[Dataset items]
****
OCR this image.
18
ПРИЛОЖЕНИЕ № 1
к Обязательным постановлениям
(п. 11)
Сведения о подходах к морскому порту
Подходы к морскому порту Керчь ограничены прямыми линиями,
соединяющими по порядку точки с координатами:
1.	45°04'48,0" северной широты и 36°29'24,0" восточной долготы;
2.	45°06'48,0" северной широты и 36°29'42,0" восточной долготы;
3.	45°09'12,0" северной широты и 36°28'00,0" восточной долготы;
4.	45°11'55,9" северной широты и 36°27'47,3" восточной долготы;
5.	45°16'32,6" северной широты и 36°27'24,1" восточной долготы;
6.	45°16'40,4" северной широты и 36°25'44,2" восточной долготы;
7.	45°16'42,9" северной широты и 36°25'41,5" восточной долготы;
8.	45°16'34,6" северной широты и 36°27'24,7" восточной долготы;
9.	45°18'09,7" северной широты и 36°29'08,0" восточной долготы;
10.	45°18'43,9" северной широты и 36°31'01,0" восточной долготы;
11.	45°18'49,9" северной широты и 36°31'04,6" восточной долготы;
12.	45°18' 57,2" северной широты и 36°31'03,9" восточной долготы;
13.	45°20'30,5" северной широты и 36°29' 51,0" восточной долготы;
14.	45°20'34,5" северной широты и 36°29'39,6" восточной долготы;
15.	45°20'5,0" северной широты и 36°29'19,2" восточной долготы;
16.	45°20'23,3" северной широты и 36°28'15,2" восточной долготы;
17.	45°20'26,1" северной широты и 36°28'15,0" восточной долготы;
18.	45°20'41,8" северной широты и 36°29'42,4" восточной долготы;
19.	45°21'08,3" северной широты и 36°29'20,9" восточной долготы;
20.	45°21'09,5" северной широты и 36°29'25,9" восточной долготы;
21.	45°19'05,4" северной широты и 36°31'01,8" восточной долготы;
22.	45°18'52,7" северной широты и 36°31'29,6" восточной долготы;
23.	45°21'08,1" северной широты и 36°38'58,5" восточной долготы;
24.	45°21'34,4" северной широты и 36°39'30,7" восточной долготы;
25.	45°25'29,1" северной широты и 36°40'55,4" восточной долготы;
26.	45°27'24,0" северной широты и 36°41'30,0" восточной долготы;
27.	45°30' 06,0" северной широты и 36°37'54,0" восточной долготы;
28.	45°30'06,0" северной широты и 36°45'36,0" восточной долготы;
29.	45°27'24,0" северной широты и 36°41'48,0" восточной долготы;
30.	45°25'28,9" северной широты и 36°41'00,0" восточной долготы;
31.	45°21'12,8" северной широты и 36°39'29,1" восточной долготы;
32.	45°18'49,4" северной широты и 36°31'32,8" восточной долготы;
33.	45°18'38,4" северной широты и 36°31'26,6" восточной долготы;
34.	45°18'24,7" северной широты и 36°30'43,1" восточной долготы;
****
- [Request] Give all the records again. Match them exactly.

- [Complete response]
OCR this image.
18
ПРИЛОЖЕНИЕ № 1
к Обязательным постановлениям
(п. 11)
Сведения о подходах к морскому порту
Подходы к морскому порту Керчь ограничены прямыми линиями,
соединяющими по порядку точки с координатами:
1.	45°04'48,0" северной широты и 36°29'24,0" восточной долготы;
2.	45°06'48,0" северной широты и 36°29'42,0" восточной долготы;
3.	45°09'12,0" северной широты и 36°28'00,0" восточной долготы;
4.	45°11'55,9" северной широты и 36°27'47,3" восточной долготы;
5.	45°16'32,6" северной широты и 36°27'24,1" восточной долготы;
6.	45°16'40,4" северной широты и 36°25'44,2" восточной долготы;
7.	45°16'42,9" северной широты и 36°25'41,5" восточной долготы;
8.	45°16'34,6" северной широты и 36°27'24,7" восточной долготы;
9.	45°18'09,7" северной широты и 36°29'08,0" восточной долготы;
10.	45°18'43,9" северной широты и 36°31'01,0" восточной долготы;
11.	45°18'49,9" северной широты и 36°31'04,6" восточной долготы;
12.	45°18' 57,2" северной широты и 36°31'03,9" восточной долготы;
13.	45°20'30,5" северной широты и 36°29' 51,0" восточной долготы;
14.	45°20'34,5" северной широты и 36°29'39,6" восточной долготы;
15.	45°20'5,0" северной широты и 36°29'19,2" восточной долготы;
16.	45°20'23,3" северной широты и 36°28'15,2" восточной долготы;
17.	45°20'26,1" северной широты и 36°28'15,0" восточной долготы;
18.	45°20'41,8" северной широты и 36°29'42,4" восточной долготы;
19.	45°21'08,3" северной широты и 36°29'20,9" восточной долготы;
20.	45°21'09,5" северной широты и 36°29'25,9" восточной долготы;
21.	45°19'05,4" северной широты и 36°31'01,8" восточной долготы;
22.	45°18'52,7" северной широты и 36°31'29,6" восточной долготы;
23.	45°21'08,1" северной широты и 36°38'58,5" восточной долготы;
24.	45°21'34,4" северной широты и 36°39'30,7" восточной долготы;
25.	45°25'29,1" северной широты и 36°40'55,4" восточной долготы;
26.	45°27'24,0" северной широты и 36°41'30,0" восточной долготы;
27.	45°30' 06,0" северной широты и 36°37'54,0" восточной долготы;
28.	45°30'06,0" северной широты и 36°45'36,0" восточной долготы;
29.	45°27'24,0" северной широты и 36°41'48,0" восточной долготы;
30.	45°25'28,9" северной широты и 36°41'00,0" восточной долготы;
31.	45°21'12,8" северной широты и 36°39'29,1" восточной долготы;
32.	45°18'49,4" северной широты и 36°31'32,8" восточной долготы;
33.	45°18'38,4" северной широты и 36°31'26,6" восточной долготы;
34.	45°18'24,7" северной широты и 36°30'43,1" восточной долготы;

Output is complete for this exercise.